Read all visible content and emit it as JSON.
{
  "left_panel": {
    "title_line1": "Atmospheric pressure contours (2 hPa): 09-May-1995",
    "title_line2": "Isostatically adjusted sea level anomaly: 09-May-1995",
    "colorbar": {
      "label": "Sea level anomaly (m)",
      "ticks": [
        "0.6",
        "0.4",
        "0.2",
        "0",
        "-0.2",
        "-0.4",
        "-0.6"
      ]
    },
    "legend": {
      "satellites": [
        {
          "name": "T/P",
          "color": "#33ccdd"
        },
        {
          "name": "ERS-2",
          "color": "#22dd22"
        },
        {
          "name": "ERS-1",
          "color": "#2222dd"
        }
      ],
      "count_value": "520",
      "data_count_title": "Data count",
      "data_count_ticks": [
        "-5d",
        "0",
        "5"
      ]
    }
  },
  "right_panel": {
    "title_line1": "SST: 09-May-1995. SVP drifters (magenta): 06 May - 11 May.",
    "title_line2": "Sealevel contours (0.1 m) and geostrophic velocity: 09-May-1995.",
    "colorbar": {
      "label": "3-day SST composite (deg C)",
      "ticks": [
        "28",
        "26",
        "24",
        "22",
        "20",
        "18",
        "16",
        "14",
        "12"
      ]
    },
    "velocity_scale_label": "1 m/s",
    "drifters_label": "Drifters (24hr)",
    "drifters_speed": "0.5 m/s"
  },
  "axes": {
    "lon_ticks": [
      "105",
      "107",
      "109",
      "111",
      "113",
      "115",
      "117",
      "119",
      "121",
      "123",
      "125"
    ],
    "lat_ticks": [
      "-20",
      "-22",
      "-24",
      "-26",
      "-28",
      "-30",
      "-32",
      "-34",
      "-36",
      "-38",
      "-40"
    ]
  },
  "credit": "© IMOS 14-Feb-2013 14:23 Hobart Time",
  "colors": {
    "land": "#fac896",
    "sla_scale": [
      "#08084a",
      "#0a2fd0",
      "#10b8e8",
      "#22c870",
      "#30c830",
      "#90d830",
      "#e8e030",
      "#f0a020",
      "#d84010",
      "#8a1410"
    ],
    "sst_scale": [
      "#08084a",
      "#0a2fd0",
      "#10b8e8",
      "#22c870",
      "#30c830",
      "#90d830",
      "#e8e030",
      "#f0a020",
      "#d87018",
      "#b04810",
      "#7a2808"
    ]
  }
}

+ + + +

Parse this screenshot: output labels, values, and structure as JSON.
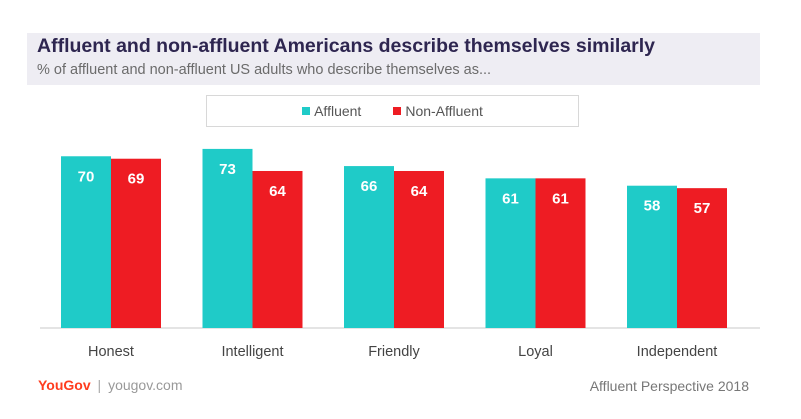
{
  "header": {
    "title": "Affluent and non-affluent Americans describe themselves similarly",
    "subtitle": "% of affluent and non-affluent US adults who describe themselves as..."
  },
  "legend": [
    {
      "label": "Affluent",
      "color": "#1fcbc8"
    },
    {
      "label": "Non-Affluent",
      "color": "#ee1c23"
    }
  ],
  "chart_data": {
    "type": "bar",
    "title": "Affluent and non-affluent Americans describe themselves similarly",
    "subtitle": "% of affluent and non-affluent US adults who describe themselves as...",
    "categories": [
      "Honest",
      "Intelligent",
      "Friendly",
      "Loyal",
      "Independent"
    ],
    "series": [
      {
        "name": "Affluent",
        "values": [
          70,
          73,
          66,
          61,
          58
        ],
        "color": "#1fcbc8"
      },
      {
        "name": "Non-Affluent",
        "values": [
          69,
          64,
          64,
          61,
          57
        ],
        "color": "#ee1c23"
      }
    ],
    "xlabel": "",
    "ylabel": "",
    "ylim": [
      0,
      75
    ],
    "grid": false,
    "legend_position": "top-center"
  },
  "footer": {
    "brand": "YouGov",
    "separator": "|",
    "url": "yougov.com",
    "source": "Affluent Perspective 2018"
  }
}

+ + + +

▸ **OBJECTIVE**: Copy every single line of the material above that holds "anomaly".

▸ **EXPECTED OUTPUT**:
    "title_line2": "Isostatically adjusted sea level anomaly: 09-May-1995",
      "label": "Sea level anomaly (m)",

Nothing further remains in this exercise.